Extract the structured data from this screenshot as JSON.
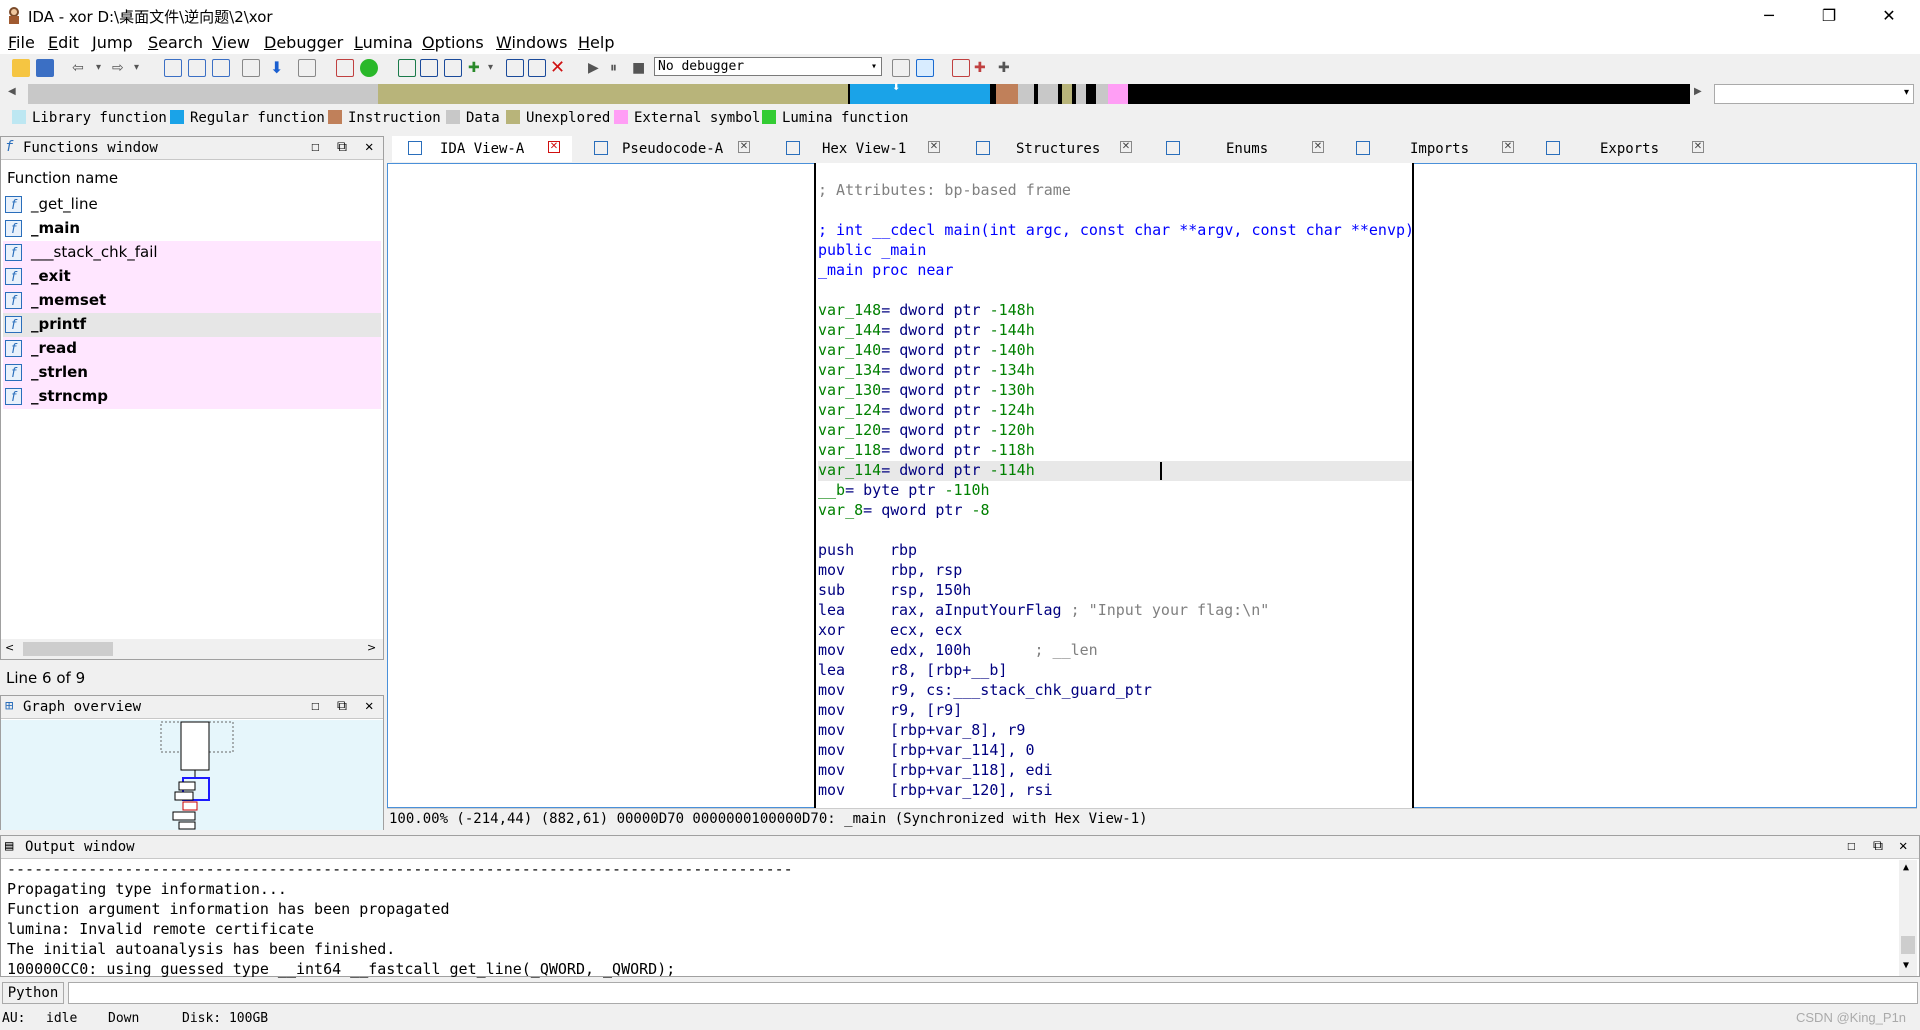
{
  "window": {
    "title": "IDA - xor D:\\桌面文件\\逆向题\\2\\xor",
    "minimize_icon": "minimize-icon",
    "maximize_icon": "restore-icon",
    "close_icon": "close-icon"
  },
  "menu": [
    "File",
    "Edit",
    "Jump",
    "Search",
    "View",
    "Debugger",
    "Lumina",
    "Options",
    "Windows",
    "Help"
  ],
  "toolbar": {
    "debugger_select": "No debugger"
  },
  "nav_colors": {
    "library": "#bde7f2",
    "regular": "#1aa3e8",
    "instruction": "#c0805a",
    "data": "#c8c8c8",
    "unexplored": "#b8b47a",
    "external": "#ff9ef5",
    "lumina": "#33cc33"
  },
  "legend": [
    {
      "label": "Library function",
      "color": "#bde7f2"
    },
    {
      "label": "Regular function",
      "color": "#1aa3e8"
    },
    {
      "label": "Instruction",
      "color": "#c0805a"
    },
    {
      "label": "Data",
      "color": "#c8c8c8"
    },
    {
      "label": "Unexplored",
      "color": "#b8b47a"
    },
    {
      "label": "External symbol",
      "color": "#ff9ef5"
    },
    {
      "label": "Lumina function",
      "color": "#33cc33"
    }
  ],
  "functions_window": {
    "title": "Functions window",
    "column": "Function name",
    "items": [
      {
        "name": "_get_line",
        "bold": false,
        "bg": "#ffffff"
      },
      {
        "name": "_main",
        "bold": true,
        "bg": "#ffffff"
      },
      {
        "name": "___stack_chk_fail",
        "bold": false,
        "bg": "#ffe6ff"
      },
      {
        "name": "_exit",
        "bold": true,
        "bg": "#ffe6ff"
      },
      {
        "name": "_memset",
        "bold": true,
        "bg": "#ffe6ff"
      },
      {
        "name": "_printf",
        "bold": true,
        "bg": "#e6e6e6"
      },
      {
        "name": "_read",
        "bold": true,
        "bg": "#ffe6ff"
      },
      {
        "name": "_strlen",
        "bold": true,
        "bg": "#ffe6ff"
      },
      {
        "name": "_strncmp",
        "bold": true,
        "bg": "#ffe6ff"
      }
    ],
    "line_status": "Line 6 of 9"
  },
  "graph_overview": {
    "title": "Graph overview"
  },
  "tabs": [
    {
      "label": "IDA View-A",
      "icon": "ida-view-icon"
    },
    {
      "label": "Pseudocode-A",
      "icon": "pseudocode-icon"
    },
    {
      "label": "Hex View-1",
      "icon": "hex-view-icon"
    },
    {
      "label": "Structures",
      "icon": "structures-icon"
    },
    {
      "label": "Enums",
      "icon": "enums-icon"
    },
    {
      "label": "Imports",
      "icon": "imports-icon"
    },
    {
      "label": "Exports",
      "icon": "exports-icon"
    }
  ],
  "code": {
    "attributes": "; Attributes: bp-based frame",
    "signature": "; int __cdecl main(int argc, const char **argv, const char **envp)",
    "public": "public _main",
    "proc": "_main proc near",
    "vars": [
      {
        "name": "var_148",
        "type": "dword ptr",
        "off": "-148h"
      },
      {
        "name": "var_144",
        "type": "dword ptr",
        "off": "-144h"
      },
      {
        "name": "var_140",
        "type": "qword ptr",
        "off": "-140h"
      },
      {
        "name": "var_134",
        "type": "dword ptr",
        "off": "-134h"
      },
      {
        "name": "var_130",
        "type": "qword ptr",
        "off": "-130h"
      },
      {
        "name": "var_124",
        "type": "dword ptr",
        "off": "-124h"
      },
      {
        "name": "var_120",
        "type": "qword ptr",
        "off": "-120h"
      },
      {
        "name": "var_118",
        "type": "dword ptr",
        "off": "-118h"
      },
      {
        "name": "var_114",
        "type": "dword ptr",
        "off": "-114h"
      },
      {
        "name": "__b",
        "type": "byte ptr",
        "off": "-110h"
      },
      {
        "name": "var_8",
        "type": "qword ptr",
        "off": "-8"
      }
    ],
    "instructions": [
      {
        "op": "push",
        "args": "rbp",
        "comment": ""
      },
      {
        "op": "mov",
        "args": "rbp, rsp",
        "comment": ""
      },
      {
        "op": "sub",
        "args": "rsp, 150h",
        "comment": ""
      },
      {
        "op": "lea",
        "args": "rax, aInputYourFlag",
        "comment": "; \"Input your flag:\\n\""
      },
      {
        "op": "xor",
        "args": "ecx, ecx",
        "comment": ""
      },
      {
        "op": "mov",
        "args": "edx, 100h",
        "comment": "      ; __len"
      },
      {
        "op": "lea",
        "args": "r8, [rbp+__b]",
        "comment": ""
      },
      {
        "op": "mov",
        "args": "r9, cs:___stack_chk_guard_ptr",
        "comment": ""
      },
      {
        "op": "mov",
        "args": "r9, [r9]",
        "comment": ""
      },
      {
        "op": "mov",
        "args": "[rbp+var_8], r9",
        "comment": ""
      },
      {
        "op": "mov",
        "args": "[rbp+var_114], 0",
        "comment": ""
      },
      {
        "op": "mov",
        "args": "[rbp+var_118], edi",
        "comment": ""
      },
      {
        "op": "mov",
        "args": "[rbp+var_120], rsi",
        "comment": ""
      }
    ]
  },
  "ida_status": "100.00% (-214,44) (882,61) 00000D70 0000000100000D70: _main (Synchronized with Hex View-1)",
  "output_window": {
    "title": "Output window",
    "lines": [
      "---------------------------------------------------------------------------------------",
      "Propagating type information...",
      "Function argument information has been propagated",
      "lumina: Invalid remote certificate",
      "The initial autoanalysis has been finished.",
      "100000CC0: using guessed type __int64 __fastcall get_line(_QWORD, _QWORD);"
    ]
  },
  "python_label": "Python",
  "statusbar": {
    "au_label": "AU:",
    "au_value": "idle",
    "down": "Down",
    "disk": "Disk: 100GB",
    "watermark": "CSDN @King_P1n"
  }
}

━━━━━━━━━━

** Set problem **
Reproduce all entries exactly. Pictures do not belong in the copy.

** Final answer **
Extract the structured data from this screenshot as JSON.
{
  "window": {
    "title": "IDA - xor D:\\桌面文件\\逆向题\\2\\xor",
    "minimize_icon": "minimize-icon",
    "maximize_icon": "restore-icon",
    "close_icon": "close-icon"
  },
  "menu": [
    "File",
    "Edit",
    "Jump",
    "Search",
    "View",
    "Debugger",
    "Lumina",
    "Options",
    "Windows",
    "Help"
  ],
  "toolbar": {
    "debugger_select": "No debugger"
  },
  "nav_colors": {
    "library": "#bde7f2",
    "regular": "#1aa3e8",
    "instruction": "#c0805a",
    "data": "#c8c8c8",
    "unexplored": "#b8b47a",
    "external": "#ff9ef5",
    "lumina": "#33cc33"
  },
  "legend": [
    {
      "label": "Library function",
      "color": "#bde7f2"
    },
    {
      "label": "Regular function",
      "color": "#1aa3e8"
    },
    {
      "label": "Instruction",
      "color": "#c0805a"
    },
    {
      "label": "Data",
      "color": "#c8c8c8"
    },
    {
      "label": "Unexplored",
      "color": "#b8b47a"
    },
    {
      "label": "External symbol",
      "color": "#ff9ef5"
    },
    {
      "label": "Lumina function",
      "color": "#33cc33"
    }
  ],
  "functions_window": {
    "title": "Functions window",
    "column": "Function name",
    "items": [
      {
        "name": "_get_line",
        "bold": false,
        "bg": "#ffffff"
      },
      {
        "name": "_main",
        "bold": true,
        "bg": "#ffffff"
      },
      {
        "name": "___stack_chk_fail",
        "bold": false,
        "bg": "#ffe6ff"
      },
      {
        "name": "_exit",
        "bold": true,
        "bg": "#ffe6ff"
      },
      {
        "name": "_memset",
        "bold": true,
        "bg": "#ffe6ff"
      },
      {
        "name": "_printf",
        "bold": true,
        "bg": "#e6e6e6"
      },
      {
        "name": "_read",
        "bold": true,
        "bg": "#ffe6ff"
      },
      {
        "name": "_strlen",
        "bold": true,
        "bg": "#ffe6ff"
      },
      {
        "name": "_strncmp",
        "bold": true,
        "bg": "#ffe6ff"
      }
    ],
    "line_status": "Line 6 of 9"
  },
  "graph_overview": {
    "title": "Graph overview"
  },
  "tabs": [
    {
      "label": "IDA View-A",
      "icon": "ida-view-icon"
    },
    {
      "label": "Pseudocode-A",
      "icon": "pseudocode-icon"
    },
    {
      "label": "Hex View-1",
      "icon": "hex-view-icon"
    },
    {
      "label": "Structures",
      "icon": "structures-icon"
    },
    {
      "label": "Enums",
      "icon": "enums-icon"
    },
    {
      "label": "Imports",
      "icon": "imports-icon"
    },
    {
      "label": "Exports",
      "icon": "exports-icon"
    }
  ],
  "code": {
    "attributes": "; Attributes: bp-based frame",
    "signature": "; int __cdecl main(int argc, const char **argv, const char **envp)",
    "public": "public _main",
    "proc": "_main proc near",
    "vars": [
      {
        "name": "var_148",
        "type": "dword ptr",
        "off": "-148h"
      },
      {
        "name": "var_144",
        "type": "dword ptr",
        "off": "-144h"
      },
      {
        "name": "var_140",
        "type": "qword ptr",
        "off": "-140h"
      },
      {
        "name": "var_134",
        "type": "dword ptr",
        "off": "-134h"
      },
      {
        "name": "var_130",
        "type": "qword ptr",
        "off": "-130h"
      },
      {
        "name": "var_124",
        "type": "dword ptr",
        "off": "-124h"
      },
      {
        "name": "var_120",
        "type": "qword ptr",
        "off": "-120h"
      },
      {
        "name": "var_118",
        "type": "dword ptr",
        "off": "-118h"
      },
      {
        "name": "var_114",
        "type": "dword ptr",
        "off": "-114h"
      },
      {
        "name": "__b",
        "type": "byte ptr",
        "off": "-110h"
      },
      {
        "name": "var_8",
        "type": "qword ptr",
        "off": "-8"
      }
    ],
    "instructions": [
      {
        "op": "push",
        "args": "rbp",
        "comment": ""
      },
      {
        "op": "mov",
        "args": "rbp, rsp",
        "comment": ""
      },
      {
        "op": "sub",
        "args": "rsp, 150h",
        "comment": ""
      },
      {
        "op": "lea",
        "args": "rax, aInputYourFlag",
        "comment": "; \"Input your flag:\\n\""
      },
      {
        "op": "xor",
        "args": "ecx, ecx",
        "comment": ""
      },
      {
        "op": "mov",
        "args": "edx, 100h",
        "comment": "      ; __len"
      },
      {
        "op": "lea",
        "args": "r8, [rbp+__b]",
        "comment": ""
      },
      {
        "op": "mov",
        "args": "r9, cs:___stack_chk_guard_ptr",
        "comment": ""
      },
      {
        "op": "mov",
        "args": "r9, [r9]",
        "comment": ""
      },
      {
        "op": "mov",
        "args": "[rbp+var_8], r9",
        "comment": ""
      },
      {
        "op": "mov",
        "args": "[rbp+var_114], 0",
        "comment": ""
      },
      {
        "op": "mov",
        "args": "[rbp+var_118], edi",
        "comment": ""
      },
      {
        "op": "mov",
        "args": "[rbp+var_120], rsi",
        "comment": ""
      }
    ]
  },
  "ida_status": "100.00% (-214,44) (882,61) 00000D70 0000000100000D70: _main (Synchronized with Hex View-1)",
  "output_window": {
    "title": "Output window",
    "lines": [
      "---------------------------------------------------------------------------------------",
      "Propagating type information...",
      "Function argument information has been propagated",
      "lumina: Invalid remote certificate",
      "The initial autoanalysis has been finished.",
      "100000CC0: using guessed type __int64 __fastcall get_line(_QWORD, _QWORD);"
    ]
  },
  "python_label": "Python",
  "statusbar": {
    "au_label": "AU:",
    "au_value": "idle",
    "down": "Down",
    "disk": "Disk: 100GB",
    "watermark": "CSDN @King_P1n"
  }
}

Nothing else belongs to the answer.